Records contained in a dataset

========================

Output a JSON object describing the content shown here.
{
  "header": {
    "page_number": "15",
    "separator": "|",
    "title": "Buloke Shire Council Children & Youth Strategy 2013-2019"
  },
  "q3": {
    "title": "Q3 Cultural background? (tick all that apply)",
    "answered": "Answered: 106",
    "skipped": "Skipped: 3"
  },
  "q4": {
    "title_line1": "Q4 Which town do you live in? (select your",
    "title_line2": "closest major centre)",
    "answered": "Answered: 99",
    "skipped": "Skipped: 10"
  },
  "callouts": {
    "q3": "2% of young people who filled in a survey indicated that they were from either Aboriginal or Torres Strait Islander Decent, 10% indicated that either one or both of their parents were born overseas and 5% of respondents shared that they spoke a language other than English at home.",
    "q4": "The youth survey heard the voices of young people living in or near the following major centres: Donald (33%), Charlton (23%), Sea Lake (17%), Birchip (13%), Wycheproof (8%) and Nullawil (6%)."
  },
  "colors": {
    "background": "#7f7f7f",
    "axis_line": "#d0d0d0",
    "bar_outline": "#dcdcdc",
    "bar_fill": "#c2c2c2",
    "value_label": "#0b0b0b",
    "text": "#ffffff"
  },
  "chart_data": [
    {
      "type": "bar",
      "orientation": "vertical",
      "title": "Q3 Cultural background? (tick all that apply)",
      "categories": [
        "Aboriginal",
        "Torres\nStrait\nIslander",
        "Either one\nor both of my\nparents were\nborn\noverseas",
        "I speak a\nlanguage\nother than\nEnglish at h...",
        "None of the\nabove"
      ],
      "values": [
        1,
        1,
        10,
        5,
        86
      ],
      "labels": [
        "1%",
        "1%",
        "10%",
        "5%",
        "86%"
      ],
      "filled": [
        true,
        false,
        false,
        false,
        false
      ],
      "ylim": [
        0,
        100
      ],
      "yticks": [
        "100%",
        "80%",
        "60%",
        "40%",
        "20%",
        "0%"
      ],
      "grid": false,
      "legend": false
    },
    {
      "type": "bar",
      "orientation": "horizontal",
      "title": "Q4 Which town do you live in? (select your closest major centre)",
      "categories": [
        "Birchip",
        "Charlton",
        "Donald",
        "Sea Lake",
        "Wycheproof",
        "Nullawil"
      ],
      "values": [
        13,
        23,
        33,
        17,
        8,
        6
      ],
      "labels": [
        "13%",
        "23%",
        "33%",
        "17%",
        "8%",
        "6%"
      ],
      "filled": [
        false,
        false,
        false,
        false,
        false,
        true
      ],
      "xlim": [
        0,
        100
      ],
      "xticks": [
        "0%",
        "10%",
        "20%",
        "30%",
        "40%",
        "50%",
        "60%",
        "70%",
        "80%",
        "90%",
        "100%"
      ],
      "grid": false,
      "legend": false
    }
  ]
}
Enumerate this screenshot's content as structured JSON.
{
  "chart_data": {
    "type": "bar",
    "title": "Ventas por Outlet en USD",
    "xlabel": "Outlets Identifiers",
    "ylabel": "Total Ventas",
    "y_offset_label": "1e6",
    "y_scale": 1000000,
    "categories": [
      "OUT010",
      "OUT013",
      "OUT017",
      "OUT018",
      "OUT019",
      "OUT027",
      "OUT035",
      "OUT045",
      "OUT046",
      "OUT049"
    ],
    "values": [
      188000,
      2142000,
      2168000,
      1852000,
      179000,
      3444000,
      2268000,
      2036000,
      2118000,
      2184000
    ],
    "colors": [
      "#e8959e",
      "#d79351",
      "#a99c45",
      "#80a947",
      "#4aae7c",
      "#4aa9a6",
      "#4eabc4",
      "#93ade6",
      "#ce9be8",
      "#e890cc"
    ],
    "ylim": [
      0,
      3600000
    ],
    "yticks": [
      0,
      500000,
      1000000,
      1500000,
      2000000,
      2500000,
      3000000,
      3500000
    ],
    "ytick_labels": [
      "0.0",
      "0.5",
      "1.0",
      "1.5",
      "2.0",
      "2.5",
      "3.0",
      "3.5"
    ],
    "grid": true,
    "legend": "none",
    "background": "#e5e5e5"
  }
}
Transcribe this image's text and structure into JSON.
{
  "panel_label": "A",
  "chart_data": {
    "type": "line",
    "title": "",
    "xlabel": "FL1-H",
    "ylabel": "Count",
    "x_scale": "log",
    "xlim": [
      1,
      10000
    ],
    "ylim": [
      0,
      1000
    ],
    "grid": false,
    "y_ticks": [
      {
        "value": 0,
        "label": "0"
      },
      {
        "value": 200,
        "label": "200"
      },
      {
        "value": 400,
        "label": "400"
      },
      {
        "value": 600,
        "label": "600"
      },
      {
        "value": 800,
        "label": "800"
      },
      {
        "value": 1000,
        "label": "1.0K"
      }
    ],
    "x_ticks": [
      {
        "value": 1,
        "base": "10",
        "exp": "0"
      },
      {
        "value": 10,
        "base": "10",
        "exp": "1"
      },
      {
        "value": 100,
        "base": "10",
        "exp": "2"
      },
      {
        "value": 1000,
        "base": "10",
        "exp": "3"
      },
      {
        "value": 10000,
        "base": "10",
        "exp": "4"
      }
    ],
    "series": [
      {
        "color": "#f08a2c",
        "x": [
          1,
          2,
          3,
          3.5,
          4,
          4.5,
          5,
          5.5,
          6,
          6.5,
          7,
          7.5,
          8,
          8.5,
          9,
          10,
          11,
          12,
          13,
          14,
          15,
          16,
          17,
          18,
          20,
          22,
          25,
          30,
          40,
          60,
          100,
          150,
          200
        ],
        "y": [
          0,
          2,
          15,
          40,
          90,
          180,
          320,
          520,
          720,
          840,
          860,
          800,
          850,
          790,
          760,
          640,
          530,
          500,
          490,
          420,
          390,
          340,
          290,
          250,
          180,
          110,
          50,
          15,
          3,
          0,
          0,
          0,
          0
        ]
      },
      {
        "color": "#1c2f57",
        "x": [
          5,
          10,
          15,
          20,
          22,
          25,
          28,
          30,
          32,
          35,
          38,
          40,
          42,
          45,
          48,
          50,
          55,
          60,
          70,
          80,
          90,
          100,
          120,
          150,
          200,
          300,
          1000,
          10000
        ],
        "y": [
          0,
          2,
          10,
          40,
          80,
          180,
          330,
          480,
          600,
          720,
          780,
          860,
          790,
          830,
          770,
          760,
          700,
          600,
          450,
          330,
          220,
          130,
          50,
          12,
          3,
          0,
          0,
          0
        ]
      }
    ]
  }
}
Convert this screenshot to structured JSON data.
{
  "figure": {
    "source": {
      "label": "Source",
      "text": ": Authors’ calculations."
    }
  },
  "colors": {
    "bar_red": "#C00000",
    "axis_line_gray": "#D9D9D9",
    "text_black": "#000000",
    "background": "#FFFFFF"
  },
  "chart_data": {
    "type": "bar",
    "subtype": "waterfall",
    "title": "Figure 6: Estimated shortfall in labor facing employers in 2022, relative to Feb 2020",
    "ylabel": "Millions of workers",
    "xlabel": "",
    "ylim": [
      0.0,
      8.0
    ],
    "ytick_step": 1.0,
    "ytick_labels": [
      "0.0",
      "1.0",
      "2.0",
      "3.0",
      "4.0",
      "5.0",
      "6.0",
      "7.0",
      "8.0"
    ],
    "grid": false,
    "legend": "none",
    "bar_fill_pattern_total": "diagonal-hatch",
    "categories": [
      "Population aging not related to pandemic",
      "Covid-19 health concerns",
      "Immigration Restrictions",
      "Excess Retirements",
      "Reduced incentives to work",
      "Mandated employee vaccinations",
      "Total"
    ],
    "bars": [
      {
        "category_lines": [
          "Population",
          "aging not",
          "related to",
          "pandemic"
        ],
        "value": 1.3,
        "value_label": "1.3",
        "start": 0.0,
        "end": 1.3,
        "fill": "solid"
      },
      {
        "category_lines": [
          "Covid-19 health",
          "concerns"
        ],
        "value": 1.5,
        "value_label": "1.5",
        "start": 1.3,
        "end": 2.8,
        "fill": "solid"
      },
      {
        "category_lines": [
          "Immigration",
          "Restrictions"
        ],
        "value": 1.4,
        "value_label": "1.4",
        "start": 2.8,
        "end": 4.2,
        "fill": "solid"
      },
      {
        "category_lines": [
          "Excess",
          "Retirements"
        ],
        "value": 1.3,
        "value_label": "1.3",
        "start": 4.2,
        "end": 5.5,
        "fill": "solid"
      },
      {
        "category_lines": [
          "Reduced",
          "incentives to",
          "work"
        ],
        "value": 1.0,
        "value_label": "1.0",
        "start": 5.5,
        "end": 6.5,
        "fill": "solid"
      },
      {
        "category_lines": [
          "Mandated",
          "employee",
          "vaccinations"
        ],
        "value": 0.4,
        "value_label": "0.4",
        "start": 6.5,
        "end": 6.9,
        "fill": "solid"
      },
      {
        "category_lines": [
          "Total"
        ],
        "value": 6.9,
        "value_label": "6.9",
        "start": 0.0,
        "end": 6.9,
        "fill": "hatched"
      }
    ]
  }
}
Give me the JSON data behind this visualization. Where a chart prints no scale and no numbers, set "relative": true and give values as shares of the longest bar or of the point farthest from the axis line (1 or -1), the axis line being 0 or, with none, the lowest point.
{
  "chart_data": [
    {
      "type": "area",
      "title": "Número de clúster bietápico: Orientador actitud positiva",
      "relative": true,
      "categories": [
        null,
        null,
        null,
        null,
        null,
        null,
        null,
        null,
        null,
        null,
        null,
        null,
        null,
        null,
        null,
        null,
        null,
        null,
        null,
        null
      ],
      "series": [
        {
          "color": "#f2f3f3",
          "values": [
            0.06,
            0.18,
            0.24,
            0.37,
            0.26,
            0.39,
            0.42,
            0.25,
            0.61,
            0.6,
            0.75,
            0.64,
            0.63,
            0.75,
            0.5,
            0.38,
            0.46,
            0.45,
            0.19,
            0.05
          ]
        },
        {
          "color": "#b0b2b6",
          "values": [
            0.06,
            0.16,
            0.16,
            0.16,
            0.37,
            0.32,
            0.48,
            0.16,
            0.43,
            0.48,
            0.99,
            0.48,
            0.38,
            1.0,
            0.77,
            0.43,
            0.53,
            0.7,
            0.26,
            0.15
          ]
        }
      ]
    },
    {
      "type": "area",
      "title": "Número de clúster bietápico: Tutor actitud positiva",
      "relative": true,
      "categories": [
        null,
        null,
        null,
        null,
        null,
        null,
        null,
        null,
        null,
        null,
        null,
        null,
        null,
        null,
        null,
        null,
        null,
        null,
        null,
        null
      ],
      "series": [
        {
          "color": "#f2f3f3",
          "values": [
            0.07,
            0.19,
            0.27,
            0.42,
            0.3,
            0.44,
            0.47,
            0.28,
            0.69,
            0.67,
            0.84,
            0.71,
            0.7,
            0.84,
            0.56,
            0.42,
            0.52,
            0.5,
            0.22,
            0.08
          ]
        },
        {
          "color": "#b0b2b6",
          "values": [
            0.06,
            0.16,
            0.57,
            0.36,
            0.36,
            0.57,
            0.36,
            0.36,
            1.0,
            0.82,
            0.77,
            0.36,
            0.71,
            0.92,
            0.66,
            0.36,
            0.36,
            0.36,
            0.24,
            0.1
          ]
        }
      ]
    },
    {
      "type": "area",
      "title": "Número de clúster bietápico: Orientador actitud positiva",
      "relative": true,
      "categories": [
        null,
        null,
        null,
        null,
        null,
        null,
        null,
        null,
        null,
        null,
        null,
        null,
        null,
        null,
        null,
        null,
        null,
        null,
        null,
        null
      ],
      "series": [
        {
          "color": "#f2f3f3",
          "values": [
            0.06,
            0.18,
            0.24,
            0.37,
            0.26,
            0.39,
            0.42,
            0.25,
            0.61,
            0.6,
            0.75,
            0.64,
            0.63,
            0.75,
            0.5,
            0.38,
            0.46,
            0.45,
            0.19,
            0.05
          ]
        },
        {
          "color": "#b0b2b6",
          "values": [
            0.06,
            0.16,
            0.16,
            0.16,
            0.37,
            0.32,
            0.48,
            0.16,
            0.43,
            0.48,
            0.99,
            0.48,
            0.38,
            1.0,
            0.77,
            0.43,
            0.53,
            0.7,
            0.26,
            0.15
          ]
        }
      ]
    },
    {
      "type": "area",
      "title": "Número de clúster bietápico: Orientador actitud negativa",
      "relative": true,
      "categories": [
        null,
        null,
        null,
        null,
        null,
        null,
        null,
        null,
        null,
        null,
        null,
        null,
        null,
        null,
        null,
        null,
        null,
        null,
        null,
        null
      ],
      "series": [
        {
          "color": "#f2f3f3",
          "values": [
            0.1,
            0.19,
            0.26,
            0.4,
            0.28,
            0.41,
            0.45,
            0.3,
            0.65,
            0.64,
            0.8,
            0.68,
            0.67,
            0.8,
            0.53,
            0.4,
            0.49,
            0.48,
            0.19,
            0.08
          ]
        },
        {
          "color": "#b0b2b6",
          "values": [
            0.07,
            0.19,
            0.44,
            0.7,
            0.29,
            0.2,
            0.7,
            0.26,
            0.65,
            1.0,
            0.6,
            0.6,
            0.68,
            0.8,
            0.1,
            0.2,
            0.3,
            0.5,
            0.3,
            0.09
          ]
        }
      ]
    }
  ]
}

========================

TASK DIRECTIONS ->
Pull out each line of the records holding the string "that".

ANSWER TO THIS EXERCISE ->
    "title": "Q3 Cultural background? (tick all that apply)",
    "q3": "2% of young people who filled in a survey indicated that they were from either Aboriginal or Torres Strait Islander Decent, 10% indicated that either one or both of their parents were born overseas and 5% of respondents shared that they spoke a language other than English at home.",
      "title": "Q3 Cultural background? (tick all that apply)",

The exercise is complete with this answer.